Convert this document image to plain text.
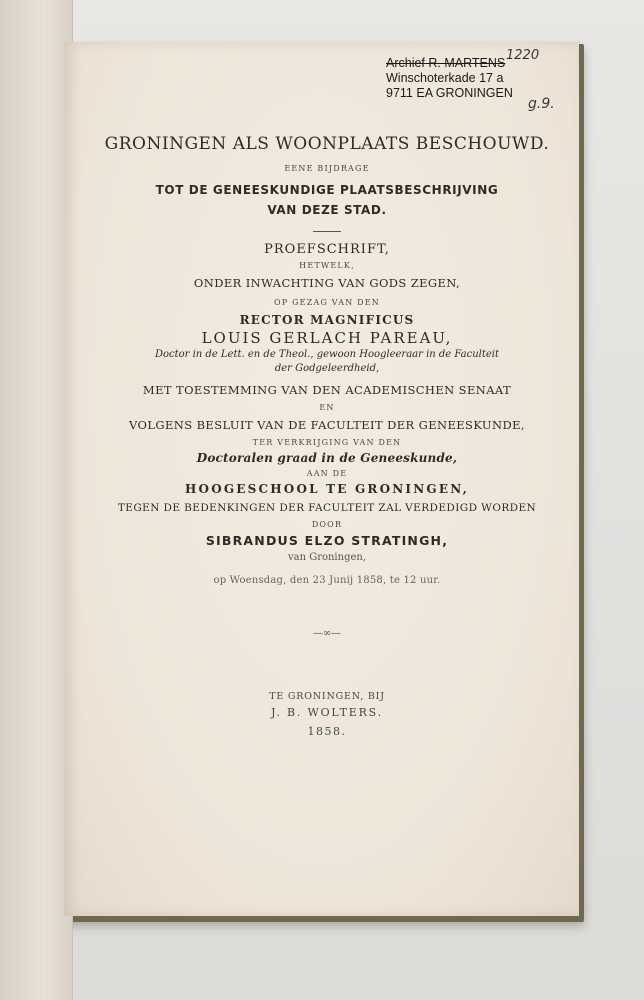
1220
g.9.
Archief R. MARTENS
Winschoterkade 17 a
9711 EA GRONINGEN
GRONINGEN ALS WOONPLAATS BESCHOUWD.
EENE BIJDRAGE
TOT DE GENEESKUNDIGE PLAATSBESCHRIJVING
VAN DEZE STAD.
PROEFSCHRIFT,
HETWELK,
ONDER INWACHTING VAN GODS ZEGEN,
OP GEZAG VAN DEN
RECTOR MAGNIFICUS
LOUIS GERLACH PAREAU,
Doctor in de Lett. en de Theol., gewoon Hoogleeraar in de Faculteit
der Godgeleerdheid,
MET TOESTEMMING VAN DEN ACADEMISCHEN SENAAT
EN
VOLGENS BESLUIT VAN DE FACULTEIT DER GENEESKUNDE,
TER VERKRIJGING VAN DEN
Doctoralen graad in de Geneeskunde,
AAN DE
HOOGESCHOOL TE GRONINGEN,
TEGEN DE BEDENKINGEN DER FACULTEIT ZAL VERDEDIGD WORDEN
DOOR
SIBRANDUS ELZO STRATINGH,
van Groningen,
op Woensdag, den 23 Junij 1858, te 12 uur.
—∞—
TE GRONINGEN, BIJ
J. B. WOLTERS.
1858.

...

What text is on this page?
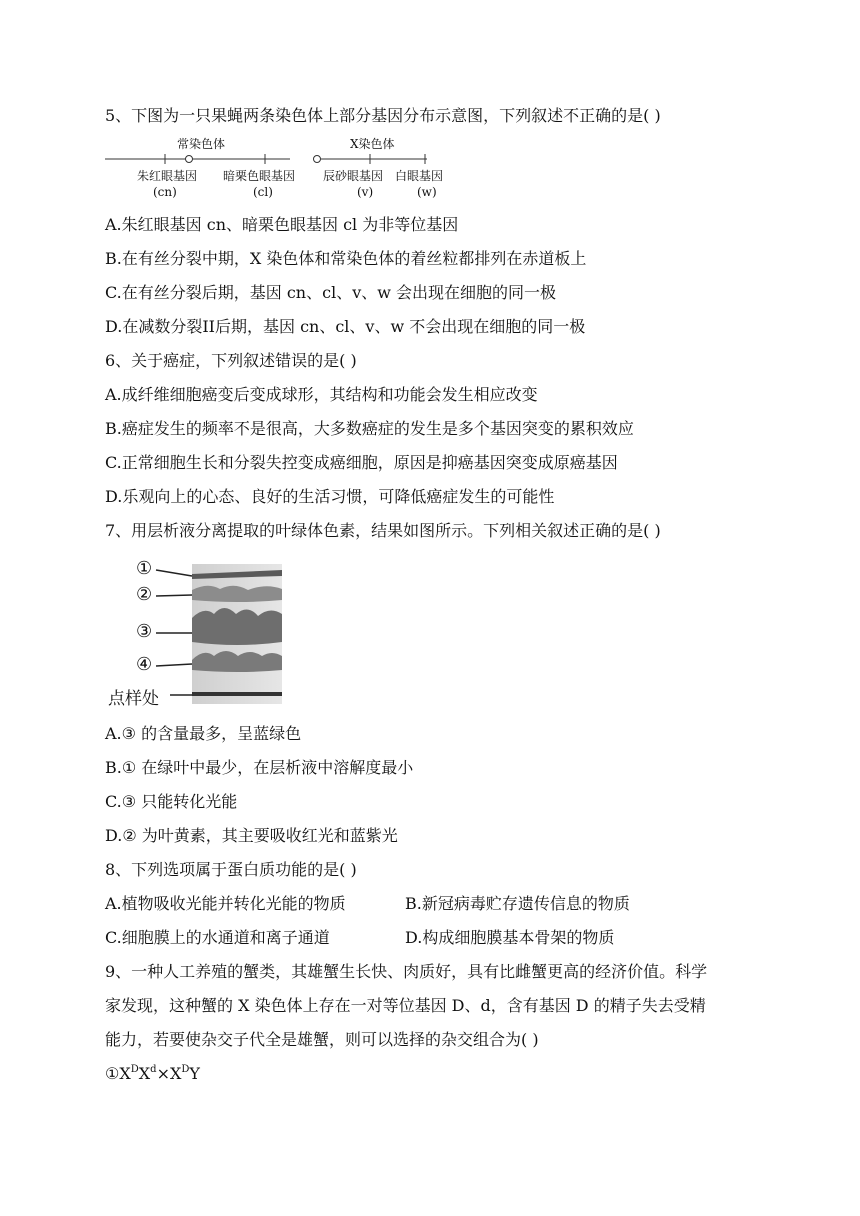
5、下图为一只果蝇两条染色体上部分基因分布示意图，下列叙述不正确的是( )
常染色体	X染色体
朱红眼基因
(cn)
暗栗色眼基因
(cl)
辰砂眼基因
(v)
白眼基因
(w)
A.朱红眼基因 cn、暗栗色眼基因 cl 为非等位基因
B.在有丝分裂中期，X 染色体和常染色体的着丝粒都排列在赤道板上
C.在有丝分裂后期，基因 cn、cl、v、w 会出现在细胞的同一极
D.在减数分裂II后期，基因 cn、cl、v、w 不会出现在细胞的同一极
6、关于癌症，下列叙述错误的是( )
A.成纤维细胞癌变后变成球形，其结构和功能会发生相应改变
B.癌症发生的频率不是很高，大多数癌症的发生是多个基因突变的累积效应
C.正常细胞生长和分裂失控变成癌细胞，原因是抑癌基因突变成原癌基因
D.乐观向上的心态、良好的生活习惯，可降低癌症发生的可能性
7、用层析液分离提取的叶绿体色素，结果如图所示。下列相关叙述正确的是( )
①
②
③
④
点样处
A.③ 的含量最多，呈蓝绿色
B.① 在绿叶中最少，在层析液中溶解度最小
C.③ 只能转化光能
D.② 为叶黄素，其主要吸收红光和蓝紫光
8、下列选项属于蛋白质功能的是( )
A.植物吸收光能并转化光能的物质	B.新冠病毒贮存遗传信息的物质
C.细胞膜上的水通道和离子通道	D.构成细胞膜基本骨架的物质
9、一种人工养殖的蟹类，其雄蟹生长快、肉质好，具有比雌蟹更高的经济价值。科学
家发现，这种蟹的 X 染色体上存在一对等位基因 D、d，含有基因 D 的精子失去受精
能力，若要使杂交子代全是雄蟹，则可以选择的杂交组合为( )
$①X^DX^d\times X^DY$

| Task instructions |
Report every line containing the word "this" from the listing above.

| Expected answer |
Convert this document image to plain text.
What text is on this page?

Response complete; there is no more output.